Dataset entries:
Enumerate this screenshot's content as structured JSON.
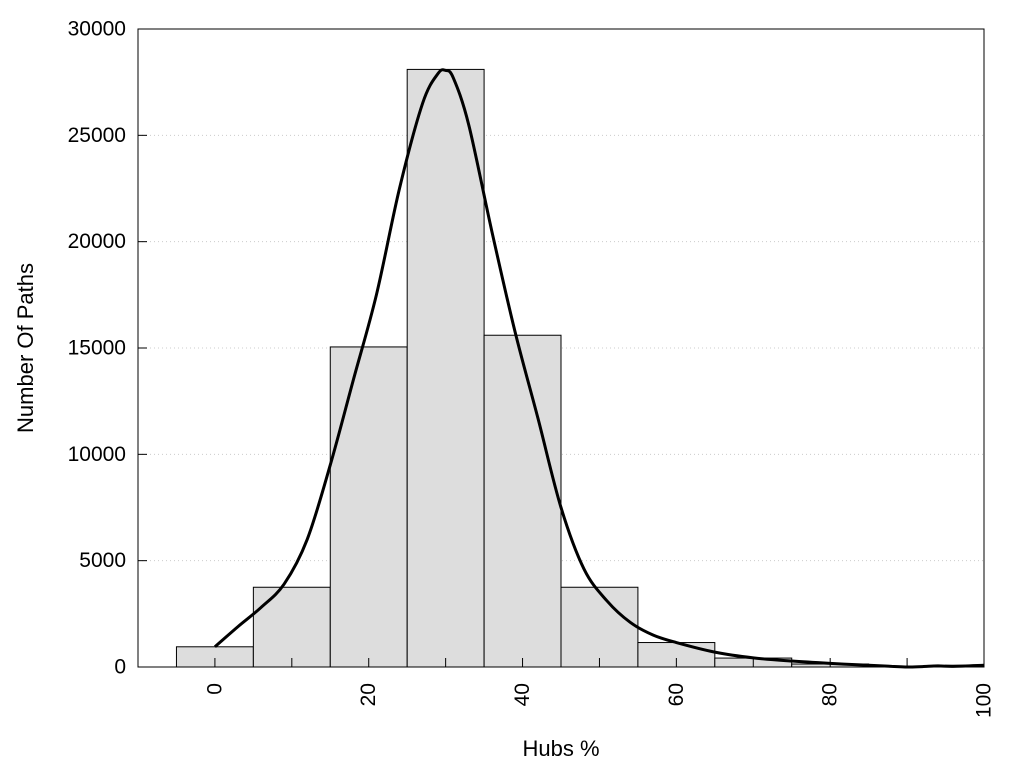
{
  "chart_data": {
    "type": "bar",
    "title": "",
    "xlabel": "Hubs %",
    "ylabel": "Number Of Paths",
    "xlim": [
      -10,
      100
    ],
    "ylim": [
      0,
      30000
    ],
    "x_ticks": [
      0,
      20,
      40,
      60,
      80,
      100
    ],
    "y_ticks": [
      0,
      5000,
      10000,
      15000,
      20000,
      25000,
      30000
    ],
    "grid": "horizontal-dotted",
    "bin_width": 10,
    "bars": [
      {
        "x": 0,
        "value": 950
      },
      {
        "x": 10,
        "value": 3750
      },
      {
        "x": 20,
        "value": 15050
      },
      {
        "x": 30,
        "value": 28100
      },
      {
        "x": 40,
        "value": 15600
      },
      {
        "x": 50,
        "value": 3750
      },
      {
        "x": 60,
        "value": 1150
      },
      {
        "x": 70,
        "value": 420
      },
      {
        "x": 80,
        "value": 140
      },
      {
        "x": 90,
        "value": 20
      },
      {
        "x": 100,
        "value": 80
      }
    ],
    "curve": {
      "x": [
        0,
        3,
        6,
        9,
        12,
        15,
        18,
        21,
        24,
        27,
        29,
        30,
        31,
        33,
        36,
        39,
        42,
        45,
        48,
        51,
        54,
        57,
        60,
        65,
        70,
        75,
        80,
        85,
        88,
        90,
        92,
        94,
        96,
        100
      ],
      "y": [
        950,
        1900,
        2800,
        3900,
        6000,
        9500,
        13500,
        17500,
        22500,
        26500,
        27900,
        28050,
        27700,
        25500,
        20500,
        15800,
        11700,
        7500,
        4600,
        3100,
        2100,
        1500,
        1150,
        700,
        430,
        280,
        170,
        80,
        30,
        0,
        20,
        50,
        30,
        80
      ]
    },
    "colors": {
      "bar_fill": "#dddddd",
      "bar_stroke": "#000000",
      "curve": "#000000",
      "grid": "#cccccc"
    }
  }
}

__What is asked__
Copy the material exactly. Do not include the pictures.

__The completed task__
Enumerate this screenshot's content as structured JSON.
{
  "chart_data": {
    "type": "bar",
    "title": "",
    "xlabel": "Hubs %",
    "ylabel": "Number Of Paths",
    "xlim": [
      -10,
      100
    ],
    "ylim": [
      0,
      30000
    ],
    "x_ticks": [
      0,
      20,
      40,
      60,
      80,
      100
    ],
    "y_ticks": [
      0,
      5000,
      10000,
      15000,
      20000,
      25000,
      30000
    ],
    "grid": "horizontal-dotted",
    "bin_width": 10,
    "bars": [
      {
        "x": 0,
        "value": 950
      },
      {
        "x": 10,
        "value": 3750
      },
      {
        "x": 20,
        "value": 15050
      },
      {
        "x": 30,
        "value": 28100
      },
      {
        "x": 40,
        "value": 15600
      },
      {
        "x": 50,
        "value": 3750
      },
      {
        "x": 60,
        "value": 1150
      },
      {
        "x": 70,
        "value": 420
      },
      {
        "x": 80,
        "value": 140
      },
      {
        "x": 90,
        "value": 20
      },
      {
        "x": 100,
        "value": 80
      }
    ],
    "curve": {
      "x": [
        0,
        3,
        6,
        9,
        12,
        15,
        18,
        21,
        24,
        27,
        29,
        30,
        31,
        33,
        36,
        39,
        42,
        45,
        48,
        51,
        54,
        57,
        60,
        65,
        70,
        75,
        80,
        85,
        88,
        90,
        92,
        94,
        96,
        100
      ],
      "y": [
        950,
        1900,
        2800,
        3900,
        6000,
        9500,
        13500,
        17500,
        22500,
        26500,
        27900,
        28050,
        27700,
        25500,
        20500,
        15800,
        11700,
        7500,
        4600,
        3100,
        2100,
        1500,
        1150,
        700,
        430,
        280,
        170,
        80,
        30,
        0,
        20,
        50,
        30,
        80
      ]
    },
    "colors": {
      "bar_fill": "#dddddd",
      "bar_stroke": "#000000",
      "curve": "#000000",
      "grid": "#cccccc"
    }
  }
}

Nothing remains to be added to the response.